### Reading text
The IRS filing deadline may be looming, but there’s still enough time to cash in on green tax breaks. Ask your accountant for help, or consult the Database of State Initiatives for Renewables and Efficiency (DSIRE), which provides comprehensive information on environmentally sustainable local, state, federal, and utility-based incentives and policies. Here we highlight a handful of federal initiatives that could help you green your wallet this tax season.
Renewable remodeling: Homeowners who have installed renewable energy heating and cooling systems, including geothermal heat pumps, small wind turbines, and/or solar energy systems, can claim 30 percent of the cost of a new renewable energy system, with no maximum limit. An added bonus: the Residential Energy Efficient Property Credit, which runs through 2016, applies to any home you own, not just your primary residence.

### Working data

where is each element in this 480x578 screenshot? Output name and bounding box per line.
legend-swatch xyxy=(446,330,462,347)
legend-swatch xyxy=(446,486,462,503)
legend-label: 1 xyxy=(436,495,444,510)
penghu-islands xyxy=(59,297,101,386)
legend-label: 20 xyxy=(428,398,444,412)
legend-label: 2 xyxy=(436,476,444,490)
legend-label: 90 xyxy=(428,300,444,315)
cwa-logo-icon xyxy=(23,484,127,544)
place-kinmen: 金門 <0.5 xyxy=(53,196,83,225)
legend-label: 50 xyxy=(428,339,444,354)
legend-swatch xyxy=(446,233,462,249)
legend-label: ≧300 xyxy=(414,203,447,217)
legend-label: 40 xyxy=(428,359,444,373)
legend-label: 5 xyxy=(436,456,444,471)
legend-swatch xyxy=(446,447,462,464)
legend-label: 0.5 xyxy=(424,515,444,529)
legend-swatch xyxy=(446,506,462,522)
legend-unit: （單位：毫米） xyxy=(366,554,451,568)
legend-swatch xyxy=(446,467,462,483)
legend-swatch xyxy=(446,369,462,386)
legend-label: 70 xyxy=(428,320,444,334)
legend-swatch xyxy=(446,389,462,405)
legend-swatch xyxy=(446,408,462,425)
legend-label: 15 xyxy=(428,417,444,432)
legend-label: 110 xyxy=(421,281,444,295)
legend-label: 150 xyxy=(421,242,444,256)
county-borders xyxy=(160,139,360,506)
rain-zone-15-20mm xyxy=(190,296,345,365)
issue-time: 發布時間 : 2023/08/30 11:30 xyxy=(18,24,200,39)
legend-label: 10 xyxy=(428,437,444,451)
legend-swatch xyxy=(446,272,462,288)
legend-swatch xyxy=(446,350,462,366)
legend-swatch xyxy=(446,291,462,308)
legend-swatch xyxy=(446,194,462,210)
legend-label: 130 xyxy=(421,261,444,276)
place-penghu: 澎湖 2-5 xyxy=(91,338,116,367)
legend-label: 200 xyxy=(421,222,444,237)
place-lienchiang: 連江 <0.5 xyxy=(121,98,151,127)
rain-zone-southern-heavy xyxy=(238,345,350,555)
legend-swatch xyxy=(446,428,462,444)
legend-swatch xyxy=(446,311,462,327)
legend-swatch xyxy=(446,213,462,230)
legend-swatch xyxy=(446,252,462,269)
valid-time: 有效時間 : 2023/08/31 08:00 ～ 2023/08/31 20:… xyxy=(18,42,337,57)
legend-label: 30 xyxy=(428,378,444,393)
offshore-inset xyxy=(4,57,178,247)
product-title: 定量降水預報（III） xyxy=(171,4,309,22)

### Short task 1
According to the green tax breaks text, what percentage of the cost of a new renewable energy system can homeowners claim?
### Short task 2
Put the lines of the listing into a Markdown table with the columns Row and Line, starting at the first line of the listing and ending at the line containing "place-lienchiang: 連江 <0.5". Leave out blank lines and include no other lines.

### Full output 1
30 percent, with no maximum limit

### Full output 2
| Row | Line |
|---|---|
| 1 | where is each element in this 480x578 screenshot? Output name and bounding box per line. |
| 2 | legend-swatch xyxy=(446,330,462,347) |
| 3 | legend-swatch xyxy=(446,486,462,503) |
| 4 | legend-label: 1 xyxy=(436,495,444,510) |
| 5 | penghu-islands xyxy=(59,297,101,386) |
| 6 | legend-label: 20 xyxy=(428,398,444,412) |
| 7 | legend-label: 2 xyxy=(436,476,444,490) |
| 8 | legend-label: 90 xyxy=(428,300,444,315) |
| 9 | cwa-logo-icon xyxy=(23,484,127,544) |
| 10 | place-kinmen: 金門 <0.5 xyxy=(53,196,83,225) |
| 11 | legend-label: 50 xyxy=(428,339,444,354) |
| 12 | legend-swatch xyxy=(446,233,462,249) |
| 13 | legend-label: ≧300 xyxy=(414,203,447,217) |
| 14 | legend-label: 40 xyxy=(428,359,444,373) |
| 15 | legend-label: 5 xyxy=(436,456,444,471) |
| 16 | legend-swatch xyxy=(446,447,462,464) |
| 17 | legend-label: 0.5 xyxy=(424,515,444,529) |
| 18 | legend-swatch xyxy=(446,506,462,522) |
| 19 | legend-unit: （單位：毫米） xyxy=(366,554,451,568) |
| 20 | legend-swatch xyxy=(446,467,462,483) |
| 21 | legend-swatch xyxy=(446,369,462,386) |
| 22 | legend-label: 70 xyxy=(428,320,444,334) |
| 23 | legend-swatch xyxy=(446,389,462,405) |
| 24 | legend-swatch xyxy=(446,408,462,425) |
| 25 | legend-label: 15 xyxy=(428,417,444,432) |
| 26 | legend-label: 110 xyxy=(421,281,444,295) |
| 27 | legend-label: 150 xyxy=(421,242,444,256) |
| 28 | county-borders xyxy=(160,139,360,506) |
| 29 | rain-zone-15-20mm xyxy=(190,296,345,365) |
| 30 | issue-time: 發布時間 : 2023/08/30 11:30 xyxy=(18,24,200,39) |
| 31 | legend-label: 10 xyxy=(428,437,444,451) |
| 32 | legend-swatch xyxy=(446,272,462,288) |
| 33 | legend-swatch xyxy=(446,350,462,366) |
| 34 | legend-swatch xyxy=(446,291,462,308) |
| 35 | legend-swatch xyxy=(446,194,462,210) |
| 36 | legend-label: 130 xyxy=(421,261,444,276) |
| 37 | place-penghu: 澎湖 2-5 xyxy=(91,338,116,367) |
| 38 | legend-label: 200 xyxy=(421,222,444,237) |
| 39 | place-lienchiang: 連江 <0.5 xyxy=(121,98,151,127) |